### Given task
Leave out the images and repeat the listing below without a single change.

### Raw data
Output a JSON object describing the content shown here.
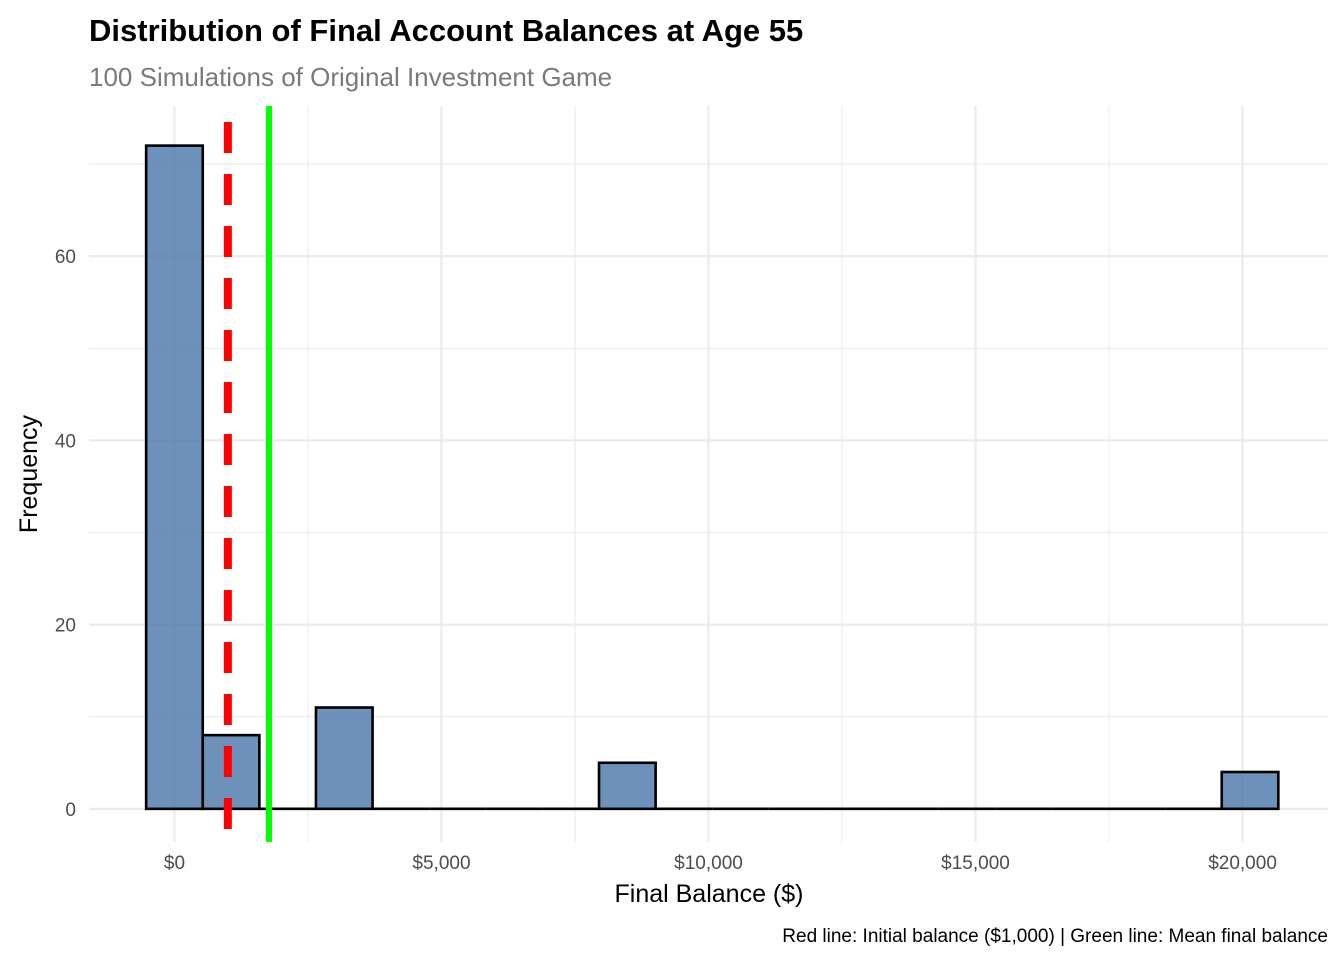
{
  "chart_data": {
    "type": "histogram",
    "title": "Distribution of Final Account Balances at Age 55",
    "subtitle": "100 Simulations of Original Investment Game",
    "xlabel": "Final Balance ($)",
    "ylabel": "Frequency",
    "caption": "Red line: Initial balance ($1,000) | Green line: Mean final balance",
    "xlim": [
      -1600,
      21600
    ],
    "ylim": [
      -3.6,
      76.3
    ],
    "x_ticks": [
      {
        "value": 0,
        "label": "$0"
      },
      {
        "value": 5000,
        "label": "$5,000"
      },
      {
        "value": 10000,
        "label": "$10,000"
      },
      {
        "value": 15000,
        "label": "$15,000"
      },
      {
        "value": 20000,
        "label": "$20,000"
      }
    ],
    "x_minor_ticks": [
      2500,
      7500,
      12500,
      17500
    ],
    "y_ticks": [
      {
        "value": 0,
        "label": "0"
      },
      {
        "value": 20,
        "label": "20"
      },
      {
        "value": 40,
        "label": "40"
      },
      {
        "value": 60,
        "label": "60"
      }
    ],
    "y_minor_ticks": [
      10,
      30,
      50,
      70
    ],
    "grid": true,
    "bins": [
      {
        "x_start": -530,
        "x_end": 530,
        "count": 72
      },
      {
        "x_start": 530,
        "x_end": 1590,
        "count": 8
      },
      {
        "x_start": 1590,
        "x_end": 2650,
        "count": 0
      },
      {
        "x_start": 2650,
        "x_end": 3710,
        "count": 11
      },
      {
        "x_start": 3710,
        "x_end": 4770,
        "count": 0
      },
      {
        "x_start": 4770,
        "x_end": 5830,
        "count": 0
      },
      {
        "x_start": 5830,
        "x_end": 6890,
        "count": 0
      },
      {
        "x_start": 6890,
        "x_end": 7950,
        "count": 0
      },
      {
        "x_start": 7950,
        "x_end": 9010,
        "count": 5
      },
      {
        "x_start": 9010,
        "x_end": 10070,
        "count": 0
      },
      {
        "x_start": 10070,
        "x_end": 11130,
        "count": 0
      },
      {
        "x_start": 11130,
        "x_end": 12190,
        "count": 0
      },
      {
        "x_start": 12190,
        "x_end": 13250,
        "count": 0
      },
      {
        "x_start": 13250,
        "x_end": 14310,
        "count": 0
      },
      {
        "x_start": 14310,
        "x_end": 15370,
        "count": 0
      },
      {
        "x_start": 15370,
        "x_end": 16430,
        "count": 0
      },
      {
        "x_start": 16430,
        "x_end": 17490,
        "count": 0
      },
      {
        "x_start": 17490,
        "x_end": 18550,
        "count": 0
      },
      {
        "x_start": 18550,
        "x_end": 19610,
        "count": 0
      },
      {
        "x_start": 19610,
        "x_end": 20670,
        "count": 4
      }
    ],
    "reference_lines": [
      {
        "name": "Initial balance",
        "value": 1000,
        "color": "#ff0000",
        "style": "dashed"
      },
      {
        "name": "Mean final balance",
        "value": 1770,
        "color": "#00ff00",
        "style": "solid"
      }
    ],
    "colors": {
      "bar_fill": "#4a76aa",
      "bar_stroke": "#000000",
      "grid": "#ebebeb",
      "title": "#000000",
      "subtitle": "#7a7a7a",
      "tick_label": "#4d4d4d"
    }
  }
}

### Exercise output
Output a JSON object describing the content shown here.
{
  "chart_data": {
    "type": "histogram",
    "title": "Distribution of Final Account Balances at Age 55",
    "subtitle": "100 Simulations of Original Investment Game",
    "xlabel": "Final Balance ($)",
    "ylabel": "Frequency",
    "caption": "Red line: Initial balance ($1,000) | Green line: Mean final balance",
    "xlim": [
      -1600,
      21600
    ],
    "ylim": [
      -3.6,
      76.3
    ],
    "x_ticks": [
      {
        "value": 0,
        "label": "$0"
      },
      {
        "value": 5000,
        "label": "$5,000"
      },
      {
        "value": 10000,
        "label": "$10,000"
      },
      {
        "value": 15000,
        "label": "$15,000"
      },
      {
        "value": 20000,
        "label": "$20,000"
      }
    ],
    "x_minor_ticks": [
      2500,
      7500,
      12500,
      17500
    ],
    "y_ticks": [
      {
        "value": 0,
        "label": "0"
      },
      {
        "value": 20,
        "label": "20"
      },
      {
        "value": 40,
        "label": "40"
      },
      {
        "value": 60,
        "label": "60"
      }
    ],
    "y_minor_ticks": [
      10,
      30,
      50,
      70
    ],
    "grid": true,
    "bins": [
      {
        "x_start": -530,
        "x_end": 530,
        "count": 72
      },
      {
        "x_start": 530,
        "x_end": 1590,
        "count": 8
      },
      {
        "x_start": 1590,
        "x_end": 2650,
        "count": 0
      },
      {
        "x_start": 2650,
        "x_end": 3710,
        "count": 11
      },
      {
        "x_start": 3710,
        "x_end": 4770,
        "count": 0
      },
      {
        "x_start": 4770,
        "x_end": 5830,
        "count": 0
      },
      {
        "x_start": 5830,
        "x_end": 6890,
        "count": 0
      },
      {
        "x_start": 6890,
        "x_end": 7950,
        "count": 0
      },
      {
        "x_start": 7950,
        "x_end": 9010,
        "count": 5
      },
      {
        "x_start": 9010,
        "x_end": 10070,
        "count": 0
      },
      {
        "x_start": 10070,
        "x_end": 11130,
        "count": 0
      },
      {
        "x_start": 11130,
        "x_end": 12190,
        "count": 0
      },
      {
        "x_start": 12190,
        "x_end": 13250,
        "count": 0
      },
      {
        "x_start": 13250,
        "x_end": 14310,
        "count": 0
      },
      {
        "x_start": 14310,
        "x_end": 15370,
        "count": 0
      },
      {
        "x_start": 15370,
        "x_end": 16430,
        "count": 0
      },
      {
        "x_start": 16430,
        "x_end": 17490,
        "count": 0
      },
      {
        "x_start": 17490,
        "x_end": 18550,
        "count": 0
      },
      {
        "x_start": 18550,
        "x_end": 19610,
        "count": 0
      },
      {
        "x_start": 19610,
        "x_end": 20670,
        "count": 4
      }
    ],
    "reference_lines": [
      {
        "name": "Initial balance",
        "value": 1000,
        "color": "#ff0000",
        "style": "dashed"
      },
      {
        "name": "Mean final balance",
        "value": 1770,
        "color": "#00ff00",
        "style": "solid"
      }
    ],
    "colors": {
      "bar_fill": "#4a76aa",
      "bar_stroke": "#000000",
      "grid": "#ebebeb",
      "title": "#000000",
      "subtitle": "#7a7a7a",
      "tick_label": "#4d4d4d"
    }
  }
}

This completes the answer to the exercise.